§ **TO BE DONE**
Repeat all the material exactly; pictures stay out of your copy.

▬▬▬▬▬▬

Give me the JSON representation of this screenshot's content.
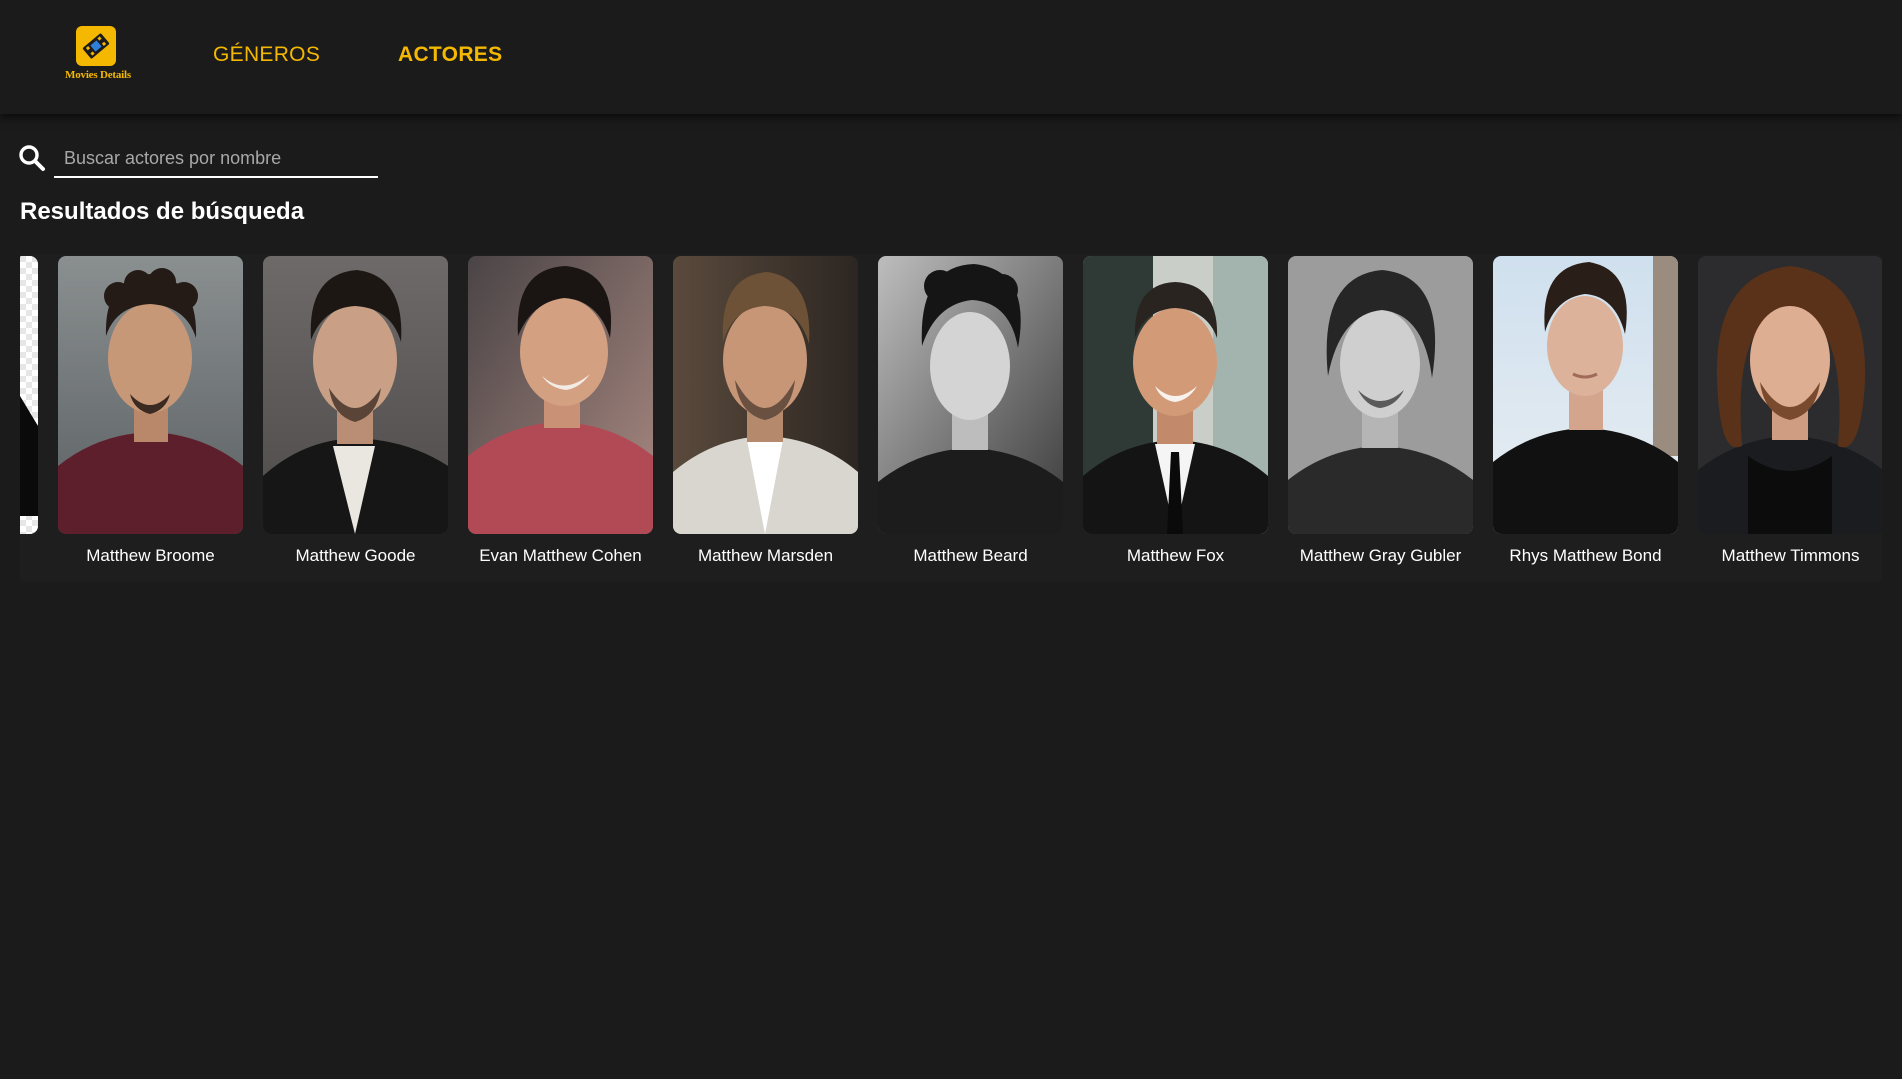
{
  "brand": {
    "logo_text": "Movies Details"
  },
  "nav": {
    "items": [
      {
        "label": "GÉNEROS"
      },
      {
        "label": "ACTORES"
      }
    ]
  },
  "search": {
    "value": "",
    "placeholder": "Buscar actores por nombre"
  },
  "results": {
    "title": "Resultados de búsqueda",
    "actors": [
      {
        "name": "Matthew Broome",
        "photo_style": "color"
      },
      {
        "name": "Matthew Goode",
        "photo_style": "color"
      },
      {
        "name": "Evan Matthew Cohen",
        "photo_style": "color"
      },
      {
        "name": "Matthew Marsden",
        "photo_style": "color"
      },
      {
        "name": "Matthew Beard",
        "photo_style": "black-and-white"
      },
      {
        "name": "Matthew Fox",
        "photo_style": "color"
      },
      {
        "name": "Matthew Gray Gubler",
        "photo_style": "black-and-white"
      },
      {
        "name": "Rhys Matthew Bond",
        "photo_style": "color"
      },
      {
        "name": "Matthew Timmons",
        "photo_style": "color"
      }
    ]
  },
  "colors": {
    "background": "#1b1b1b",
    "accent": "#f5b800",
    "text": "#ffffff",
    "placeholder": "#a8a8a8"
  },
  "icons": {
    "search": "search-icon",
    "logo": "film-ticket-icon"
  }
}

▬▬▬▬▬▬

§ **EXERCISE RESPONSE**
Give me the JSON representation of this screenshot's content.
{
  "brand": {
    "logo_text": "Movies Details"
  },
  "nav": {
    "items": [
      {
        "label": "GÉNEROS"
      },
      {
        "label": "ACTORES"
      }
    ]
  },
  "search": {
    "value": "",
    "placeholder": "Buscar actores por nombre"
  },
  "results": {
    "title": "Resultados de búsqueda",
    "actors": [
      {
        "name": "Matthew Broome",
        "photo_style": "color"
      },
      {
        "name": "Matthew Goode",
        "photo_style": "color"
      },
      {
        "name": "Evan Matthew Cohen",
        "photo_style": "color"
      },
      {
        "name": "Matthew Marsden",
        "photo_style": "color"
      },
      {
        "name": "Matthew Beard",
        "photo_style": "black-and-white"
      },
      {
        "name": "Matthew Fox",
        "photo_style": "color"
      },
      {
        "name": "Matthew Gray Gubler",
        "photo_style": "black-and-white"
      },
      {
        "name": "Rhys Matthew Bond",
        "photo_style": "color"
      },
      {
        "name": "Matthew Timmons",
        "photo_style": "color"
      }
    ]
  },
  "colors": {
    "background": "#1b1b1b",
    "accent": "#f5b800",
    "text": "#ffffff",
    "placeholder": "#a8a8a8"
  },
  "icons": {
    "search": "search-icon",
    "logo": "film-ticket-icon"
  }
}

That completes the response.